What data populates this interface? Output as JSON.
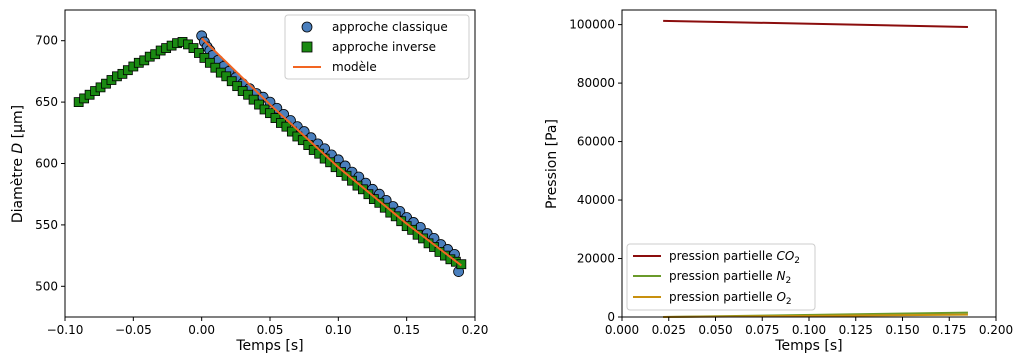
{
  "chart_data": [
    {
      "type": "scatter",
      "title": "",
      "xlabel": "Temps [s]",
      "ylabel_prefix": "Diamètre ",
      "ylabel_var": "D",
      "ylabel_suffix": " [μm]",
      "xlim": [
        -0.1,
        0.2
      ],
      "ylim": [
        475,
        725
      ],
      "xticks": [
        "−0.10",
        "−0.05",
        "0.00",
        "0.05",
        "0.10",
        "0.15",
        "0.20"
      ],
      "xtick_values": [
        -0.1,
        -0.05,
        0.0,
        0.05,
        0.1,
        0.15,
        0.2
      ],
      "yticks": [
        "500",
        "550",
        "600",
        "650",
        "700"
      ],
      "ytick_values": [
        500,
        550,
        600,
        650,
        700
      ],
      "grid": false,
      "legend_position": "top-right",
      "series": [
        {
          "name": "approche classique",
          "marker": "circle",
          "color": "#4a7fbd",
          "x": [
            0.0,
            0.002,
            0.004,
            0.006,
            0.008,
            0.012,
            0.016,
            0.02,
            0.025,
            0.03,
            0.035,
            0.04,
            0.045,
            0.05,
            0.055,
            0.06,
            0.065,
            0.07,
            0.075,
            0.08,
            0.085,
            0.09,
            0.095,
            0.1,
            0.105,
            0.11,
            0.115,
            0.12,
            0.125,
            0.13,
            0.135,
            0.14,
            0.145,
            0.15,
            0.155,
            0.16,
            0.165,
            0.17,
            0.175,
            0.18,
            0.185,
            0.188
          ],
          "y": [
            704,
            699,
            695,
            692,
            688,
            684,
            679,
            675,
            670,
            665,
            661,
            657,
            654,
            650,
            645,
            640,
            635,
            630,
            626,
            621,
            616,
            612,
            607,
            603,
            598,
            593,
            589,
            584,
            579,
            575,
            570,
            565,
            561,
            556,
            552,
            548,
            543,
            539,
            534,
            530,
            526,
            512
          ]
        },
        {
          "name": "approche inverse",
          "marker": "square",
          "color": "#1a8a12",
          "x": [
            -0.09,
            -0.086,
            -0.082,
            -0.078,
            -0.074,
            -0.07,
            -0.066,
            -0.062,
            -0.058,
            -0.054,
            -0.05,
            -0.046,
            -0.042,
            -0.038,
            -0.034,
            -0.03,
            -0.026,
            -0.022,
            -0.018,
            -0.014,
            -0.01,
            -0.006,
            -0.002,
            0.002,
            0.006,
            0.01,
            0.014,
            0.018,
            0.022,
            0.026,
            0.03,
            0.034,
            0.038,
            0.042,
            0.046,
            0.05,
            0.054,
            0.058,
            0.062,
            0.066,
            0.07,
            0.074,
            0.078,
            0.082,
            0.086,
            0.09,
            0.094,
            0.098,
            0.102,
            0.106,
            0.11,
            0.114,
            0.118,
            0.122,
            0.126,
            0.13,
            0.134,
            0.138,
            0.142,
            0.146,
            0.15,
            0.154,
            0.158,
            0.162,
            0.166,
            0.17,
            0.174,
            0.178,
            0.182,
            0.186,
            0.19
          ],
          "y": [
            650,
            653,
            656,
            659,
            662,
            665,
            668,
            671,
            673,
            676,
            679,
            682,
            684,
            687,
            689,
            692,
            694,
            696,
            698,
            699,
            697,
            694,
            690,
            686,
            682,
            678,
            674,
            671,
            667,
            663,
            659,
            656,
            652,
            648,
            644,
            641,
            637,
            633,
            630,
            626,
            622,
            619,
            615,
            611,
            608,
            604,
            601,
            597,
            593,
            590,
            586,
            582,
            579,
            575,
            571,
            568,
            564,
            560,
            557,
            553,
            549,
            546,
            542,
            539,
            535,
            532,
            528,
            525,
            522,
            520,
            518
          ]
        },
        {
          "name": "modèle",
          "marker": "line",
          "color": "#f26522",
          "x": [
            0.0,
            0.05,
            0.1,
            0.15,
            0.19
          ],
          "y": [
            702,
            648,
            597,
            551,
            517
          ]
        }
      ]
    },
    {
      "type": "line",
      "title": "",
      "xlabel": "Temps [s]",
      "ylabel": "Pression [Pa]",
      "xlim": [
        0.0,
        0.2
      ],
      "ylim": [
        0,
        105000
      ],
      "xticks": [
        "0.000",
        "0.025",
        "0.050",
        "0.075",
        "0.100",
        "0.125",
        "0.150",
        "0.175",
        "0.200"
      ],
      "xtick_values": [
        0.0,
        0.025,
        0.05,
        0.075,
        0.1,
        0.125,
        0.15,
        0.175,
        0.2
      ],
      "yticks": [
        "0",
        "20000",
        "40000",
        "60000",
        "80000",
        "100000"
      ],
      "ytick_values": [
        0,
        20000,
        40000,
        60000,
        80000,
        100000
      ],
      "grid": false,
      "legend_position": "bottom-left",
      "series": [
        {
          "name_prefix": "pression partielle ",
          "name_var": "CO",
          "name_sub": "2",
          "color": "#8b0d0d",
          "x": [
            0.022,
            0.185
          ],
          "y": [
            101300,
            99200
          ]
        },
        {
          "name_prefix": "pression partielle ",
          "name_var": "N",
          "name_sub": "2",
          "color": "#6a9a2a",
          "x": [
            0.022,
            0.185
          ],
          "y": [
            0,
            1500
          ]
        },
        {
          "name_prefix": "pression partielle ",
          "name_var": "O",
          "name_sub": "2",
          "color": "#c8900e",
          "x": [
            0.022,
            0.185
          ],
          "y": [
            0,
            800
          ]
        }
      ]
    }
  ]
}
——
> Work to be completed:
Copy out every line of the material above exactly, skipping the pictures.

> Result of the task:
What data populates this interface? Output as JSON.
{
  "chart_data": [
    {
      "type": "scatter",
      "title": "",
      "xlabel": "Temps [s]",
      "ylabel_prefix": "Diamètre ",
      "ylabel_var": "D",
      "ylabel_suffix": " [μm]",
      "xlim": [
        -0.1,
        0.2
      ],
      "ylim": [
        475,
        725
      ],
      "xticks": [
        "−0.10",
        "−0.05",
        "0.00",
        "0.05",
        "0.10",
        "0.15",
        "0.20"
      ],
      "xtick_values": [
        -0.1,
        -0.05,
        0.0,
        0.05,
        0.1,
        0.15,
        0.2
      ],
      "yticks": [
        "500",
        "550",
        "600",
        "650",
        "700"
      ],
      "ytick_values": [
        500,
        550,
        600,
        650,
        700
      ],
      "grid": false,
      "legend_position": "top-right",
      "series": [
        {
          "name": "approche classique",
          "marker": "circle",
          "color": "#4a7fbd",
          "x": [
            0.0,
            0.002,
            0.004,
            0.006,
            0.008,
            0.012,
            0.016,
            0.02,
            0.025,
            0.03,
            0.035,
            0.04,
            0.045,
            0.05,
            0.055,
            0.06,
            0.065,
            0.07,
            0.075,
            0.08,
            0.085,
            0.09,
            0.095,
            0.1,
            0.105,
            0.11,
            0.115,
            0.12,
            0.125,
            0.13,
            0.135,
            0.14,
            0.145,
            0.15,
            0.155,
            0.16,
            0.165,
            0.17,
            0.175,
            0.18,
            0.185,
            0.188
          ],
          "y": [
            704,
            699,
            695,
            692,
            688,
            684,
            679,
            675,
            670,
            665,
            661,
            657,
            654,
            650,
            645,
            640,
            635,
            630,
            626,
            621,
            616,
            612,
            607,
            603,
            598,
            593,
            589,
            584,
            579,
            575,
            570,
            565,
            561,
            556,
            552,
            548,
            543,
            539,
            534,
            530,
            526,
            512
          ]
        },
        {
          "name": "approche inverse",
          "marker": "square",
          "color": "#1a8a12",
          "x": [
            -0.09,
            -0.086,
            -0.082,
            -0.078,
            -0.074,
            -0.07,
            -0.066,
            -0.062,
            -0.058,
            -0.054,
            -0.05,
            -0.046,
            -0.042,
            -0.038,
            -0.034,
            -0.03,
            -0.026,
            -0.022,
            -0.018,
            -0.014,
            -0.01,
            -0.006,
            -0.002,
            0.002,
            0.006,
            0.01,
            0.014,
            0.018,
            0.022,
            0.026,
            0.03,
            0.034,
            0.038,
            0.042,
            0.046,
            0.05,
            0.054,
            0.058,
            0.062,
            0.066,
            0.07,
            0.074,
            0.078,
            0.082,
            0.086,
            0.09,
            0.094,
            0.098,
            0.102,
            0.106,
            0.11,
            0.114,
            0.118,
            0.122,
            0.126,
            0.13,
            0.134,
            0.138,
            0.142,
            0.146,
            0.15,
            0.154,
            0.158,
            0.162,
            0.166,
            0.17,
            0.174,
            0.178,
            0.182,
            0.186,
            0.19
          ],
          "y": [
            650,
            653,
            656,
            659,
            662,
            665,
            668,
            671,
            673,
            676,
            679,
            682,
            684,
            687,
            689,
            692,
            694,
            696,
            698,
            699,
            697,
            694,
            690,
            686,
            682,
            678,
            674,
            671,
            667,
            663,
            659,
            656,
            652,
            648,
            644,
            641,
            637,
            633,
            630,
            626,
            622,
            619,
            615,
            611,
            608,
            604,
            601,
            597,
            593,
            590,
            586,
            582,
            579,
            575,
            571,
            568,
            564,
            560,
            557,
            553,
            549,
            546,
            542,
            539,
            535,
            532,
            528,
            525,
            522,
            520,
            518
          ]
        },
        {
          "name": "modèle",
          "marker": "line",
          "color": "#f26522",
          "x": [
            0.0,
            0.05,
            0.1,
            0.15,
            0.19
          ],
          "y": [
            702,
            648,
            597,
            551,
            517
          ]
        }
      ]
    },
    {
      "type": "line",
      "title": "",
      "xlabel": "Temps [s]",
      "ylabel": "Pression [Pa]",
      "xlim": [
        0.0,
        0.2
      ],
      "ylim": [
        0,
        105000
      ],
      "xticks": [
        "0.000",
        "0.025",
        "0.050",
        "0.075",
        "0.100",
        "0.125",
        "0.150",
        "0.175",
        "0.200"
      ],
      "xtick_values": [
        0.0,
        0.025,
        0.05,
        0.075,
        0.1,
        0.125,
        0.15,
        0.175,
        0.2
      ],
      "yticks": [
        "0",
        "20000",
        "40000",
        "60000",
        "80000",
        "100000"
      ],
      "ytick_values": [
        0,
        20000,
        40000,
        60000,
        80000,
        100000
      ],
      "grid": false,
      "legend_position": "bottom-left",
      "series": [
        {
          "name_prefix": "pression partielle ",
          "name_var": "CO",
          "name_sub": "2",
          "color": "#8b0d0d",
          "x": [
            0.022,
            0.185
          ],
          "y": [
            101300,
            99200
          ]
        },
        {
          "name_prefix": "pression partielle ",
          "name_var": "N",
          "name_sub": "2",
          "color": "#6a9a2a",
          "x": [
            0.022,
            0.185
          ],
          "y": [
            0,
            1500
          ]
        },
        {
          "name_prefix": "pression partielle ",
          "name_var": "O",
          "name_sub": "2",
          "color": "#c8900e",
          "x": [
            0.022,
            0.185
          ],
          "y": [
            0,
            800
          ]
        }
      ]
    }
  ]
}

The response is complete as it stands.